» DIRECTIONS FOR THIS TASK: Print all the records exactly, please.

» RECORDS SHOWN:

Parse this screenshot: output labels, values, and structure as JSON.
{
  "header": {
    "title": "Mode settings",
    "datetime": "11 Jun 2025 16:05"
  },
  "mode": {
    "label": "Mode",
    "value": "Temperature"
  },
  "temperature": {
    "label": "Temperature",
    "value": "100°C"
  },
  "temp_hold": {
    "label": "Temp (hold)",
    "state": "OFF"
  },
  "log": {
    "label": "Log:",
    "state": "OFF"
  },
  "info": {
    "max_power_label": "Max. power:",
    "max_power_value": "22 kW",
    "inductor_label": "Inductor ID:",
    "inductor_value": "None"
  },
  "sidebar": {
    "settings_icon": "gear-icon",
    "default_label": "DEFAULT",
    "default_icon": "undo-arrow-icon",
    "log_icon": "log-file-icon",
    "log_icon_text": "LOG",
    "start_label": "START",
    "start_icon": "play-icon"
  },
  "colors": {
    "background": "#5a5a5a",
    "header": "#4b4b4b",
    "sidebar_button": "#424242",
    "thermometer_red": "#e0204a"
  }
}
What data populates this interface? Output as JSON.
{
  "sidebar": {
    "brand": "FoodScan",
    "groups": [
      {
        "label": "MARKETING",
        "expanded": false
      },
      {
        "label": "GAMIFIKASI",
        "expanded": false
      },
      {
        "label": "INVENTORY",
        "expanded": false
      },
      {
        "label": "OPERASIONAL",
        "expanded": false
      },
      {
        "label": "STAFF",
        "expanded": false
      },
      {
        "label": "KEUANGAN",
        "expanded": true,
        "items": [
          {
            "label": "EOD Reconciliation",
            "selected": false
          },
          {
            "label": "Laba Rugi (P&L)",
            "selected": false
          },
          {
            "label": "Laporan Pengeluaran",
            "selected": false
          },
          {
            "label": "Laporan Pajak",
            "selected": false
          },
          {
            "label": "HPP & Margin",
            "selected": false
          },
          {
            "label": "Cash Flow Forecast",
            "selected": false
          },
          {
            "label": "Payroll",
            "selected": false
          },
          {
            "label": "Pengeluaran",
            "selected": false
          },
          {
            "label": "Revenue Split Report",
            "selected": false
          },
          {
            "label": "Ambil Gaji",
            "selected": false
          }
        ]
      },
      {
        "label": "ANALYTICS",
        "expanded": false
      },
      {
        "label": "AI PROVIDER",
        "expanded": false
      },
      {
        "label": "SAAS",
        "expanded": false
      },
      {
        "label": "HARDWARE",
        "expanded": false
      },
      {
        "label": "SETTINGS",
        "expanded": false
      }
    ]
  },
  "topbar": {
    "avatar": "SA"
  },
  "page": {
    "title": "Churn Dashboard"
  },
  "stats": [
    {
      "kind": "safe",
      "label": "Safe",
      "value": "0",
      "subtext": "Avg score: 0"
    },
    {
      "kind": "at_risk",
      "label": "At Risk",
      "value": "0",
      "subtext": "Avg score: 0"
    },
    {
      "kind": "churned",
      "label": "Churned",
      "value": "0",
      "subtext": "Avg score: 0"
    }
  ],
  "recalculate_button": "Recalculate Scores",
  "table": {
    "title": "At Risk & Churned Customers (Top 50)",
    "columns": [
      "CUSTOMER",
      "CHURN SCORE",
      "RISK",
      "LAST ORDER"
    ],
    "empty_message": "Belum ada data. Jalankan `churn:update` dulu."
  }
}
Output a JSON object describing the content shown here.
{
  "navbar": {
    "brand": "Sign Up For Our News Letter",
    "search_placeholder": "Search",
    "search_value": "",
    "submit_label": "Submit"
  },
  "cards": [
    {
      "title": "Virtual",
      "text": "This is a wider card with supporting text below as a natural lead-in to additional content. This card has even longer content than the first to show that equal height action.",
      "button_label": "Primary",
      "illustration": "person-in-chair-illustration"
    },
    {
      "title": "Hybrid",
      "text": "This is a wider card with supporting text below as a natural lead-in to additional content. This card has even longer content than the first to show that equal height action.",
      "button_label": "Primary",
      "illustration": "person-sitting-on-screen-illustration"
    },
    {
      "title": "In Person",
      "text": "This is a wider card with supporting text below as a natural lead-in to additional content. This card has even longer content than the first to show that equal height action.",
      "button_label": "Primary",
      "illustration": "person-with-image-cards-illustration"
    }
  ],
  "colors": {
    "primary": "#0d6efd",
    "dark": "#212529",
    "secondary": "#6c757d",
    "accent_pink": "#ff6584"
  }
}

» FINAL ANSWER:
Parse this screenshot: output labels, values, and structure as JSON.
{
  "header": {
    "title": "Mode settings",
    "datetime": "11 Jun 2025 16:05"
  },
  "mode": {
    "label": "Mode",
    "value": "Temperature"
  },
  "temperature": {
    "label": "Temperature",
    "value": "100°C"
  },
  "temp_hold": {
    "label": "Temp (hold)",
    "state": "OFF"
  },
  "log": {
    "label": "Log:",
    "state": "OFF"
  },
  "info": {
    "max_power_label": "Max. power:",
    "max_power_value": "22 kW",
    "inductor_label": "Inductor ID:",
    "inductor_value": "None"
  },
  "sidebar": {
    "settings_icon": "gear-icon",
    "default_label": "DEFAULT",
    "default_icon": "undo-arrow-icon",
    "log_icon": "log-file-icon",
    "log_icon_text": "LOG",
    "start_label": "START",
    "start_icon": "play-icon"
  },
  "colors": {
    "background": "#5a5a5a",
    "header": "#4b4b4b",
    "sidebar_button": "#424242",
    "thermometer_red": "#e0204a"
  }
}
What data populates this interface? Output as JSON.
{
  "sidebar": {
    "brand": "FoodScan",
    "groups": [
      {
        "label": "MARKETING",
        "expanded": false
      },
      {
        "label": "GAMIFIKASI",
        "expanded": false
      },
      {
        "label": "INVENTORY",
        "expanded": false
      },
      {
        "label": "OPERASIONAL",
        "expanded": false
      },
      {
        "label": "STAFF",
        "expanded": false
      },
      {
        "label": "KEUANGAN",
        "expanded": true,
        "items": [
          {
            "label": "EOD Reconciliation",
            "selected": false
          },
          {
            "label": "Laba Rugi (P&L)",
            "selected": false
          },
          {
            "label": "Laporan Pengeluaran",
            "selected": false
          },
          {
            "label": "Laporan Pajak",
            "selected": false
          },
          {
            "label": "HPP & Margin",
            "selected": false
          },
          {
            "label": "Cash Flow Forecast",
            "selected": false
          },
          {
            "label": "Payroll",
            "selected": false
          },
          {
            "label": "Pengeluaran",
            "selected": false
          },
          {
            "label": "Revenue Split Report",
            "selected": false
          },
          {
            "label": "Ambil Gaji",
            "selected": false
          }
        ]
      },
      {
        "label": "ANALYTICS",
        "expanded": false
      },
      {
        "label": "AI PROVIDER",
        "expanded": false
      },
      {
        "label": "SAAS",
        "expanded": false
      },
      {
        "label": "HARDWARE",
        "expanded": false
      },
      {
        "label": "SETTINGS",
        "expanded": false
      }
    ]
  },
  "topbar": {
    "avatar": "SA"
  },
  "page": {
    "title": "Churn Dashboard"
  },
  "stats": [
    {
      "kind": "safe",
      "label": "Safe",
      "value": "0",
      "subtext": "Avg score: 0"
    },
    {
      "kind": "at_risk",
      "label": "At Risk",
      "value": "0",
      "subtext": "Avg score: 0"
    },
    {
      "kind": "churned",
      "label": "Churned",
      "value": "0",
      "subtext": "Avg score: 0"
    }
  ],
  "recalculate_button": "Recalculate Scores",
  "table": {
    "title": "At Risk & Churned Customers (Top 50)",
    "columns": [
      "CUSTOMER",
      "CHURN SCORE",
      "RISK",
      "LAST ORDER"
    ],
    "empty_message": "Belum ada data. Jalankan `churn:update` dulu."
  }
}
Output a JSON object describing the content shown here.
{
  "navbar": {
    "brand": "Sign Up For Our News Letter",
    "search_placeholder": "Search",
    "search_value": "",
    "submit_label": "Submit"
  },
  "cards": [
    {
      "title": "Virtual",
      "text": "This is a wider card with supporting text below as a natural lead-in to additional content. This card has even longer content than the first to show that equal height action.",
      "button_label": "Primary",
      "illustration": "person-in-chair-illustration"
    },
    {
      "title": "Hybrid",
      "text": "This is a wider card with supporting text below as a natural lead-in to additional content. This card has even longer content than the first to show that equal height action.",
      "button_label": "Primary",
      "illustration": "person-sitting-on-screen-illustration"
    },
    {
      "title": "In Person",
      "text": "This is a wider card with supporting text below as a natural lead-in to additional content. This card has even longer content than the first to show that equal height action.",
      "button_label": "Primary",
      "illustration": "person-with-image-cards-illustration"
    }
  ],
  "colors": {
    "primary": "#0d6efd",
    "dark": "#212529",
    "secondary": "#6c757d",
    "accent_pink": "#ff6584"
  }
}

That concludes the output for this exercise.